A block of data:
-------
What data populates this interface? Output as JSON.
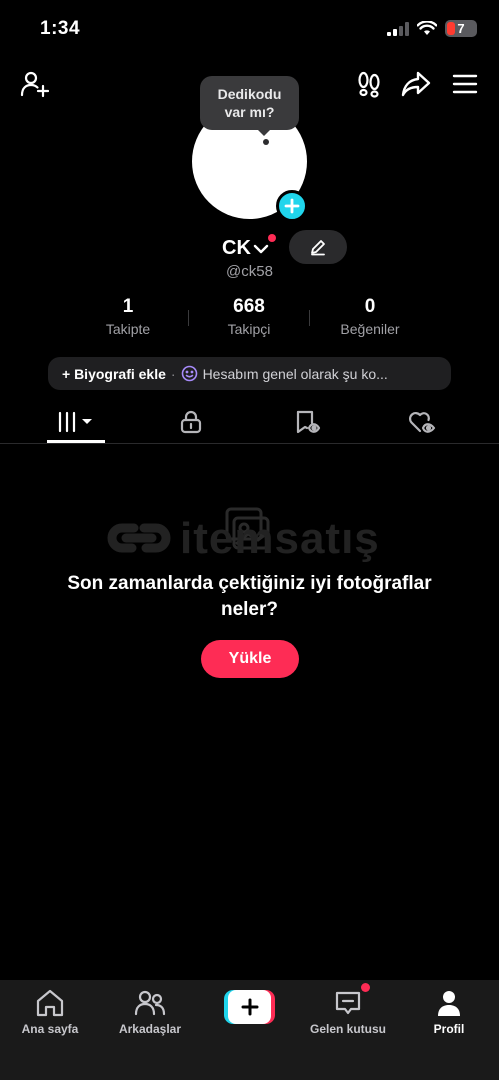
{
  "status_bar": {
    "time": "1:34",
    "battery_level": "7"
  },
  "tooltip": {
    "text": "Dedikodu var mı?"
  },
  "profile": {
    "display_name": "CK",
    "username": "@ck58"
  },
  "stats": [
    {
      "value": "1",
      "label": "Takipte"
    },
    {
      "value": "668",
      "label": "Takipçi"
    },
    {
      "value": "0",
      "label": "Beğeniler"
    }
  ],
  "bio": {
    "add_label": "+ Biyografi ekle",
    "separator": "·",
    "text": "Hesabım genel olarak şu ko..."
  },
  "tabs": [
    {
      "icon": "grid-icon",
      "active": true
    },
    {
      "icon": "lock-icon",
      "active": false
    },
    {
      "icon": "bookmark-icon",
      "active": false
    },
    {
      "icon": "liked-icon",
      "active": false
    }
  ],
  "watermark": {
    "text": "itemsatış"
  },
  "empty_state": {
    "title": "Son zamanlarda çektiğiniz iyi fotoğraflar neler?",
    "button_label": "Yükle"
  },
  "bottom_nav": {
    "home": "Ana sayfa",
    "friends": "Arkadaşlar",
    "inbox": "Gelen kutusu",
    "profile": "Profil"
  },
  "colors": {
    "accent": "#fe2c55",
    "cyan": "#20d5ec",
    "background": "#000000"
  }
}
-------
Your task → Transcribe all entries above exactly. Drop the pictures.

Exercise result →
What data populates this interface? Output as JSON.
{
  "status_bar": {
    "time": "1:34",
    "battery_level": "7"
  },
  "tooltip": {
    "text": "Dedikodu var mı?"
  },
  "profile": {
    "display_name": "CK",
    "username": "@ck58"
  },
  "stats": [
    {
      "value": "1",
      "label": "Takipte"
    },
    {
      "value": "668",
      "label": "Takipçi"
    },
    {
      "value": "0",
      "label": "Beğeniler"
    }
  ],
  "bio": {
    "add_label": "+ Biyografi ekle",
    "separator": "·",
    "text": "Hesabım genel olarak şu ko..."
  },
  "tabs": [
    {
      "icon": "grid-icon",
      "active": true
    },
    {
      "icon": "lock-icon",
      "active": false
    },
    {
      "icon": "bookmark-icon",
      "active": false
    },
    {
      "icon": "liked-icon",
      "active": false
    }
  ],
  "watermark": {
    "text": "itemsatış"
  },
  "empty_state": {
    "title": "Son zamanlarda çektiğiniz iyi fotoğraflar neler?",
    "button_label": "Yükle"
  },
  "bottom_nav": {
    "home": "Ana sayfa",
    "friends": "Arkadaşlar",
    "inbox": "Gelen kutusu",
    "profile": "Profil"
  },
  "colors": {
    "accent": "#fe2c55",
    "cyan": "#20d5ec",
    "background": "#000000"
  }
}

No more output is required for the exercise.